• TASK DETAILS
In the lines below, how many hold the word "srpna"? Answer only with the number.

┌──

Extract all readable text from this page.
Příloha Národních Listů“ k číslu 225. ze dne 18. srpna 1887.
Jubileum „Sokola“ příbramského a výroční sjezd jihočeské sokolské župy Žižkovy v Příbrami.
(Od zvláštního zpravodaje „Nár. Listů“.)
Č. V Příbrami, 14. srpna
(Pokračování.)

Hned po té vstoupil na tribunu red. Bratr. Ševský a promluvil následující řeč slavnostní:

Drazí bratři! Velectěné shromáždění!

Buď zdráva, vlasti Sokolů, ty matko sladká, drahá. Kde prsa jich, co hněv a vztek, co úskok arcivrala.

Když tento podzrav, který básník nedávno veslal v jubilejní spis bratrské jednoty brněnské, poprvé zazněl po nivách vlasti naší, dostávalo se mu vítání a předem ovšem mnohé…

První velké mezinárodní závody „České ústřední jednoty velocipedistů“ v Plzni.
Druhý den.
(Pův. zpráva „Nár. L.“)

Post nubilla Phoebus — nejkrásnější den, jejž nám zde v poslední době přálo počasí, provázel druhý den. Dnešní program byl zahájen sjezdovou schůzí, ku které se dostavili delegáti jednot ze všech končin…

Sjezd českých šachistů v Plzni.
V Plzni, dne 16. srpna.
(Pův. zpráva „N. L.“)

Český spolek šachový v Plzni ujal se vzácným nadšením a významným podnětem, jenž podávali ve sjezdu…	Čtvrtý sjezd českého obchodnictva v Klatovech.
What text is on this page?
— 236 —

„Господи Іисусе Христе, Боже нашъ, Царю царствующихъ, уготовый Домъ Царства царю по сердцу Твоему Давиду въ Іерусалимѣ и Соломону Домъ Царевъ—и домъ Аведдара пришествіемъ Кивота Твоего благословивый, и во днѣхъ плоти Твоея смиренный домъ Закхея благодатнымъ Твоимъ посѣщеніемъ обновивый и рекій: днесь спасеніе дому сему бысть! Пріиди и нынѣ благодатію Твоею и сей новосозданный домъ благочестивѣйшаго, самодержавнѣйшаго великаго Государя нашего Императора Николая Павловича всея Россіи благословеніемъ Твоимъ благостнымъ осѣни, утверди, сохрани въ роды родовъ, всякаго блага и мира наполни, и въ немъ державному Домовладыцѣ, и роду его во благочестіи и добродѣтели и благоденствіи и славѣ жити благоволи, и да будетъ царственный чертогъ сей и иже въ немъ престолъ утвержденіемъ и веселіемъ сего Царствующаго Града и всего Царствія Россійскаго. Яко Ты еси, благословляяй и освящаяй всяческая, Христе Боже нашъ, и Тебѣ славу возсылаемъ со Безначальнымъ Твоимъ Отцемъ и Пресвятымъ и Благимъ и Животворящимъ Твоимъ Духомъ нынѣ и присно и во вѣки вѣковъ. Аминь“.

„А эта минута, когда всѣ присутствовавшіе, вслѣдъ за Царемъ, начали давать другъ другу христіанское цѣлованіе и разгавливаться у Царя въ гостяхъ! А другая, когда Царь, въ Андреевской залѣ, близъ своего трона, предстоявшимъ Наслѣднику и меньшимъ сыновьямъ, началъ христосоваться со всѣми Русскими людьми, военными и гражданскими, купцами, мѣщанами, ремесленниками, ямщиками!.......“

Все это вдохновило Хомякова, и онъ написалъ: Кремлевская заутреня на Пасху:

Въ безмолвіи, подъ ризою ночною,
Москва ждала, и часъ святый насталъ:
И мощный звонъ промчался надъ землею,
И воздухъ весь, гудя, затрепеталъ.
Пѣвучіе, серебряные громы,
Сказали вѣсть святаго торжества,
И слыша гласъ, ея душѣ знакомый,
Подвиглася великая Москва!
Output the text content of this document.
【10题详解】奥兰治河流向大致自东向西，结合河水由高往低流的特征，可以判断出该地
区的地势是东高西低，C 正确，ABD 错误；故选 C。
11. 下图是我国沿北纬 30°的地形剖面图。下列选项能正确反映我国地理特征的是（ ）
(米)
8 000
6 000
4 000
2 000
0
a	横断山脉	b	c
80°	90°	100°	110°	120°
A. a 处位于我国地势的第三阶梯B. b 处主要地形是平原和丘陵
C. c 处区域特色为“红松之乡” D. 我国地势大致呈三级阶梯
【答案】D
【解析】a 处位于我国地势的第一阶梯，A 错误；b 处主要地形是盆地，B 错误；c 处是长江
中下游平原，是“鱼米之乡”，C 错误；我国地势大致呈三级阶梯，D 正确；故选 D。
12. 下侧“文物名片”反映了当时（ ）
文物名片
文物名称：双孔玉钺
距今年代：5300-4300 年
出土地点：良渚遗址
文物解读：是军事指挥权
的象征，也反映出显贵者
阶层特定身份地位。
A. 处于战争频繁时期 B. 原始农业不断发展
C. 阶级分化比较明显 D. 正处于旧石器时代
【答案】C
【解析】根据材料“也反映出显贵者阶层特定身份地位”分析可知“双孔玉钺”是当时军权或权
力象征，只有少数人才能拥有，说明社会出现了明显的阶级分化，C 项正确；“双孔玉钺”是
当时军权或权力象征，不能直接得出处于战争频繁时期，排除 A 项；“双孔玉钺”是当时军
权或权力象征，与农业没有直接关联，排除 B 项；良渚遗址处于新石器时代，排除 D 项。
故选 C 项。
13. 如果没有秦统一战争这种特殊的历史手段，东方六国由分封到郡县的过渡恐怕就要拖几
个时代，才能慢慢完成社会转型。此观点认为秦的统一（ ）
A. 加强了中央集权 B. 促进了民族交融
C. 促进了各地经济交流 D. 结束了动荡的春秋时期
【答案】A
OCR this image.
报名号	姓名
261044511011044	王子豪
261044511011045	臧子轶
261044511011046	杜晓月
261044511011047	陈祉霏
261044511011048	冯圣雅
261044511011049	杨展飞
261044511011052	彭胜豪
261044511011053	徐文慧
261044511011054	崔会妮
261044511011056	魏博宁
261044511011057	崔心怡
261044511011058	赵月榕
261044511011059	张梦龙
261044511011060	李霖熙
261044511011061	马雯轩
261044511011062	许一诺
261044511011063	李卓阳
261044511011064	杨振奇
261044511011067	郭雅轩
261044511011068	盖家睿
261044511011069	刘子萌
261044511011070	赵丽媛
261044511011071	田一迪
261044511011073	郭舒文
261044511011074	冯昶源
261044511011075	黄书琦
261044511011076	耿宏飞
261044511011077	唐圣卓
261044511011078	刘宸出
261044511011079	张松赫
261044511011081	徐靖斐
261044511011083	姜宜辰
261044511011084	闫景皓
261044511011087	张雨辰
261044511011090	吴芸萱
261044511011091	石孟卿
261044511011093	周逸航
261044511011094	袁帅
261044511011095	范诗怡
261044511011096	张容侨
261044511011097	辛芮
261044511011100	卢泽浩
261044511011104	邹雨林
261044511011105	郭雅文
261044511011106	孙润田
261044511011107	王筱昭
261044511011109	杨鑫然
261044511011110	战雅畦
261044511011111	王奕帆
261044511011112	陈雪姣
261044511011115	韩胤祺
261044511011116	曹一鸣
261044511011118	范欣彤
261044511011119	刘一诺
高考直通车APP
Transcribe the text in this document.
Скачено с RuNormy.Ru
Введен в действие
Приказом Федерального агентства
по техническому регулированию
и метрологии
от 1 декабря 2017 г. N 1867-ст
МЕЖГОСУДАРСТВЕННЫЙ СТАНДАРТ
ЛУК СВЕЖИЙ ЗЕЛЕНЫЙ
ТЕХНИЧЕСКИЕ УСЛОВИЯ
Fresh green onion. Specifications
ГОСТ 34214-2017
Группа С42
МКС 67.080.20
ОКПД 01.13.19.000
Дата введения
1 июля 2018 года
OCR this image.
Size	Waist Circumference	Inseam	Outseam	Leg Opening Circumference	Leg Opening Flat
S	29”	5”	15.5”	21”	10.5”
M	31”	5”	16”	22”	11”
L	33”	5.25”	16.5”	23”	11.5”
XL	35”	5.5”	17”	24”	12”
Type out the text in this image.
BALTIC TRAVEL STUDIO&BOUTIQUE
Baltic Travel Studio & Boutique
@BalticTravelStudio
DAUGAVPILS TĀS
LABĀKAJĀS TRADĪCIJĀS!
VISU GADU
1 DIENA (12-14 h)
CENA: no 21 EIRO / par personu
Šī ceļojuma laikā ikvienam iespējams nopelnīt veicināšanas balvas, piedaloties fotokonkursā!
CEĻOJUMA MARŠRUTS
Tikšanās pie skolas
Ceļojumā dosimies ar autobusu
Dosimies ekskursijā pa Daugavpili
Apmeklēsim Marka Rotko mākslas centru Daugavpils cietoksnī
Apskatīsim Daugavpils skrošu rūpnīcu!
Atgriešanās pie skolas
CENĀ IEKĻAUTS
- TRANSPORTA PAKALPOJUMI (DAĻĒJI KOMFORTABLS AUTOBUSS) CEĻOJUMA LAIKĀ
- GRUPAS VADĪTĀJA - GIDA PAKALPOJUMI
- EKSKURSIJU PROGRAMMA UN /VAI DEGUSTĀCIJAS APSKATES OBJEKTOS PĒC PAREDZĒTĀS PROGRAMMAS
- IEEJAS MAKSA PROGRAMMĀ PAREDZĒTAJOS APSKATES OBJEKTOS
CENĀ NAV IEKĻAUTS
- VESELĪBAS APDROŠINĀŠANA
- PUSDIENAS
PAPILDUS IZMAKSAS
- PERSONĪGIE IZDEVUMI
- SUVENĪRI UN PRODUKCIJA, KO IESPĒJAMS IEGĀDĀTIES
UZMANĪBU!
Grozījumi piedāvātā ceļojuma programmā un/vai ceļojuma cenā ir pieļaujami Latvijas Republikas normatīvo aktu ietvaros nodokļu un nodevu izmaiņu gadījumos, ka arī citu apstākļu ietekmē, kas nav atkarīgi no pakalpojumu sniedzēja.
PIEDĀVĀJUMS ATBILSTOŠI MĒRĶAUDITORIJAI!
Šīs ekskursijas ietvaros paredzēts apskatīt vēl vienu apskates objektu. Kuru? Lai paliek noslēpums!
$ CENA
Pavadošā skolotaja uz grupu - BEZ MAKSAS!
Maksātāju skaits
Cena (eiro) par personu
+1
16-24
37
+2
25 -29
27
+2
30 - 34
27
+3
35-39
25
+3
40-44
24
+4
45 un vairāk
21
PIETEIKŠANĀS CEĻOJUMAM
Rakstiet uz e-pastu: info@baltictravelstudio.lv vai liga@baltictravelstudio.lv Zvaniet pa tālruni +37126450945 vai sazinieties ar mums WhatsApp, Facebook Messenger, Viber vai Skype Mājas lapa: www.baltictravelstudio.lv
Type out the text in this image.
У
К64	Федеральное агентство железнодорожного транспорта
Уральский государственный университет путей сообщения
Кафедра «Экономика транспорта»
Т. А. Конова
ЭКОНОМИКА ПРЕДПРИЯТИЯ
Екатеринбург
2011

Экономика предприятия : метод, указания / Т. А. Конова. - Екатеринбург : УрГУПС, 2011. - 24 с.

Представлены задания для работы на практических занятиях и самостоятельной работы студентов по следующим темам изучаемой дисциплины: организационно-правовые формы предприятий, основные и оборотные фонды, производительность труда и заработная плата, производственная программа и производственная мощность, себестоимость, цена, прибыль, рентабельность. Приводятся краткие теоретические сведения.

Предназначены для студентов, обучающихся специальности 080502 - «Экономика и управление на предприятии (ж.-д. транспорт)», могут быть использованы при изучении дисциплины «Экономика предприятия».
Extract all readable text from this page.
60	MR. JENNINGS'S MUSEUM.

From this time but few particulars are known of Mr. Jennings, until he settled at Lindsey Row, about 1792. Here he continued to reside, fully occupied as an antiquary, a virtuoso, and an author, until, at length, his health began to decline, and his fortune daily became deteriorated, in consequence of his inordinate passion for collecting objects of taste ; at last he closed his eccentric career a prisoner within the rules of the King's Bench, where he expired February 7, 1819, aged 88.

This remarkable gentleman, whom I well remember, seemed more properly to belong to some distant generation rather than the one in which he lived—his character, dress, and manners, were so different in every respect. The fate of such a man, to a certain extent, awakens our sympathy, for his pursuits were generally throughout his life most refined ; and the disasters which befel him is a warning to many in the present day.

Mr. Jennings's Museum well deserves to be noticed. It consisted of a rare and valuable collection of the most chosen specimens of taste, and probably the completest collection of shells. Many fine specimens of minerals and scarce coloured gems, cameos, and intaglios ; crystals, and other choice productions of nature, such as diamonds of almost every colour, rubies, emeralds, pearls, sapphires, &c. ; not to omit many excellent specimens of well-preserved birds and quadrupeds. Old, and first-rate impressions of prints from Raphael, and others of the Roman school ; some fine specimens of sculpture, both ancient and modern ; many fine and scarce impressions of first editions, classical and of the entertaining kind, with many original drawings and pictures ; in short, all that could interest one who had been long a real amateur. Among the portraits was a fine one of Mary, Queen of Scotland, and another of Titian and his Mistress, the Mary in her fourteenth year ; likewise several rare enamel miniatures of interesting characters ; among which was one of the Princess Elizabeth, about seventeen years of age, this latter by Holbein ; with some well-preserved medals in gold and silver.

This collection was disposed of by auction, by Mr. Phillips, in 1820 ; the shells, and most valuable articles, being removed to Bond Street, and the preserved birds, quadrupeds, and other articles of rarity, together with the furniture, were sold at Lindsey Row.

└──

• EXERCISE SOLUTION
3